* Data entries:
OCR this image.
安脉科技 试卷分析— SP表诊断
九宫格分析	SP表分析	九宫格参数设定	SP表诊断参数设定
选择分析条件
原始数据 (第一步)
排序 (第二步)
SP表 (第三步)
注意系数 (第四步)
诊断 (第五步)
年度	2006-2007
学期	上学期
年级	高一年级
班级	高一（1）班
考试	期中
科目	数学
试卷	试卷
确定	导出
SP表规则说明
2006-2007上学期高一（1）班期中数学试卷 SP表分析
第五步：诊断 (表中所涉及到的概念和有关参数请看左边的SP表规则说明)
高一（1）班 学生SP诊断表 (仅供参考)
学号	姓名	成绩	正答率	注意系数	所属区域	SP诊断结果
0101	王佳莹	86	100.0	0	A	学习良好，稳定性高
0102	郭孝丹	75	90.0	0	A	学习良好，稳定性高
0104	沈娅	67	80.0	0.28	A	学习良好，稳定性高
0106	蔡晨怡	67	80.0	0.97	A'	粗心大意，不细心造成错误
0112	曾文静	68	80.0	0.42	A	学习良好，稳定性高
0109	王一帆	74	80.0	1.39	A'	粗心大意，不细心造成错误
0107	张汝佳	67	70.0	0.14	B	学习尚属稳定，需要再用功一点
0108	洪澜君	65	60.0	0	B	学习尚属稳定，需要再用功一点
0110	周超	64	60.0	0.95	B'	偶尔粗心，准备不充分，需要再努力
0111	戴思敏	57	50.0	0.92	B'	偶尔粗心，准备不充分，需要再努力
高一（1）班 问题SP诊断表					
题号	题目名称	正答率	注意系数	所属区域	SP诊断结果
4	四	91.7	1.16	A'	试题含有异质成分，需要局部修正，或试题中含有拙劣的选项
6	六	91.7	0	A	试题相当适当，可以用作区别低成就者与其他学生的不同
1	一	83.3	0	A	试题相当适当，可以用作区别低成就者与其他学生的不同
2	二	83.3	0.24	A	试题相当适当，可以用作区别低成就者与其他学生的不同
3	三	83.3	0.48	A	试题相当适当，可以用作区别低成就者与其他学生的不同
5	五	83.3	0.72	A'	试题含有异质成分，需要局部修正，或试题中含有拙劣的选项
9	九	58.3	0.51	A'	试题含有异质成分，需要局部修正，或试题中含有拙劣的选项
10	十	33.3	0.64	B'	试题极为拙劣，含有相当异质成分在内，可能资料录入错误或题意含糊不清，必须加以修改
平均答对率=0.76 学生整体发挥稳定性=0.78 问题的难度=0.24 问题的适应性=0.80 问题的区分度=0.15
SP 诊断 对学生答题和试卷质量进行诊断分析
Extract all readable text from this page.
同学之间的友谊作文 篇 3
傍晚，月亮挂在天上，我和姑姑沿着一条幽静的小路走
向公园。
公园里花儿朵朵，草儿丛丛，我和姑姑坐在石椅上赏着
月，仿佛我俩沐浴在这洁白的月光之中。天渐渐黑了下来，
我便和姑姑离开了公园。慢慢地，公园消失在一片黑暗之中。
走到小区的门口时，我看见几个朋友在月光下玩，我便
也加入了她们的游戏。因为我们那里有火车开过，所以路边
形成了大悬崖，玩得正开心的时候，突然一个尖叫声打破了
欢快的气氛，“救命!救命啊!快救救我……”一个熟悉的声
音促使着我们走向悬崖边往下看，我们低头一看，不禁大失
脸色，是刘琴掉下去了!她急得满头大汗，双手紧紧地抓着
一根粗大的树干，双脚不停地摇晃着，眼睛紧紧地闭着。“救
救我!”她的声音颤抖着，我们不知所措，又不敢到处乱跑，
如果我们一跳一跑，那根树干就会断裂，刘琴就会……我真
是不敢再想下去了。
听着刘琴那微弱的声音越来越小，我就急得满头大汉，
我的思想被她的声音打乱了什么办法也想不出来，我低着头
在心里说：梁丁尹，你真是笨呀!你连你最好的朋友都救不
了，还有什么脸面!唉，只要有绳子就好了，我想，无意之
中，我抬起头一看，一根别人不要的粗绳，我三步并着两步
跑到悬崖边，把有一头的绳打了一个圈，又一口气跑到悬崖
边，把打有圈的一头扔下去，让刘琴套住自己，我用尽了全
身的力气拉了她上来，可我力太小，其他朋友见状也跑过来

* What you will do: Each line from the one with "Extract all readable text from this page." through the last line of the records must be written out word for word. Include nothing else.

* Complete response:
Extract all readable text from this page.
同学之间的友谊作文 篇 3
傍晚，月亮挂在天上，我和姑姑沿着一条幽静的小路走
向公园。
公园里花儿朵朵，草儿丛丛，我和姑姑坐在石椅上赏着
月，仿佛我俩沐浴在这洁白的月光之中。天渐渐黑了下来，
我便和姑姑离开了公园。慢慢地，公园消失在一片黑暗之中。
走到小区的门口时，我看见几个朋友在月光下玩，我便
也加入了她们的游戏。因为我们那里有火车开过，所以路边
形成了大悬崖，玩得正开心的时候，突然一个尖叫声打破了
欢快的气氛，“救命!救命啊!快救救我……”一个熟悉的声
音促使着我们走向悬崖边往下看，我们低头一看，不禁大失
脸色，是刘琴掉下去了!她急得满头大汗，双手紧紧地抓着
一根粗大的树干，双脚不停地摇晃着，眼睛紧紧地闭着。“救
救我!”她的声音颤抖着，我们不知所措，又不敢到处乱跑，
如果我们一跳一跑，那根树干就会断裂，刘琴就会……我真
是不敢再想下去了。
听着刘琴那微弱的声音越来越小，我就急得满头大汉，
我的思想被她的声音打乱了什么办法也想不出来，我低着头
在心里说：梁丁尹，你真是笨呀!你连你最好的朋友都救不
了，还有什么脸面!唉，只要有绳子就好了，我想，无意之
中，我抬起头一看，一根别人不要的粗绳，我三步并着两步
跑到悬崖边，把有一头的绳打了一个圈，又一口气跑到悬崖
边，把打有圈的一头扔下去，让刘琴套住自己，我用尽了全
身的力气拉了她上来，可我力太小，其他朋友见状也跑过来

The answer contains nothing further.